### [REQUIREMENT]
Scan the lines below; pull out those with "предельному".

(Rows from a dataset)

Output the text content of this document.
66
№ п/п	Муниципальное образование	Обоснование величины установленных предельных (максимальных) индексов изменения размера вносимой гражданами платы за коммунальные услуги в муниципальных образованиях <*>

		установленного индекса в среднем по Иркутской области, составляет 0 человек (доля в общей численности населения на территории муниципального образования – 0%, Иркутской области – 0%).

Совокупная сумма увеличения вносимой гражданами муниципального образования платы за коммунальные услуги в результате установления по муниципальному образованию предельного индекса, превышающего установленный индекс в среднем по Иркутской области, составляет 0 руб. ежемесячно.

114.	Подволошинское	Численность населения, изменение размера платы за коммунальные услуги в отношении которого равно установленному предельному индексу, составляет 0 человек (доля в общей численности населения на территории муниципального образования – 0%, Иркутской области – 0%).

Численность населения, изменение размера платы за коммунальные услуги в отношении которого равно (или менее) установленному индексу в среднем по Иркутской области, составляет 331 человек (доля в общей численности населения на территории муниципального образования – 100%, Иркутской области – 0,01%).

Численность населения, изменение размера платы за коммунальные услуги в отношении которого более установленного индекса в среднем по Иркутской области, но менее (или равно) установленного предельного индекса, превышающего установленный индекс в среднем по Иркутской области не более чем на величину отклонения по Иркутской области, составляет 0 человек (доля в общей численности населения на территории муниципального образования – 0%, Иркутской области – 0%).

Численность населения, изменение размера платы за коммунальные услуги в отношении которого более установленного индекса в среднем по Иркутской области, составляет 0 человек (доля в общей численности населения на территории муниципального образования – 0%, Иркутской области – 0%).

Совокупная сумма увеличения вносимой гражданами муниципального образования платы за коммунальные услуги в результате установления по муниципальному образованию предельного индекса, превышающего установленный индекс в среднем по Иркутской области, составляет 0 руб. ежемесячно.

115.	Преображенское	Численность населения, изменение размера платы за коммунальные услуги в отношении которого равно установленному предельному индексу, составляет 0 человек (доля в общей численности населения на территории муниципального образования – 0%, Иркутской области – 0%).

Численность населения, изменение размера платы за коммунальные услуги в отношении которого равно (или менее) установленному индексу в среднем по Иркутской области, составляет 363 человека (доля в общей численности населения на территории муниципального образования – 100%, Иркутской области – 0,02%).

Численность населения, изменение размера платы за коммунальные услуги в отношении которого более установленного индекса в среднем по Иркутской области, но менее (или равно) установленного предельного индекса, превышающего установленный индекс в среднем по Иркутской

### [WRITTEN SOLUTION]
114.	Подволошинское	Численность населения, изменение размера платы за коммунальные услуги в отношении которого равно установленному предельному индексу, составляет 0 человек (доля в общей численности населения на территории муниципального образования – 0%, Иркутской области – 0%).
115.	Преображенское	Численность населения, изменение размера платы за коммунальные услуги в отношении которого равно установленному предельному индексу, составляет 0 человек (доля в общей численности населения на территории муниципального образования – 0%, Иркутской области – 0%).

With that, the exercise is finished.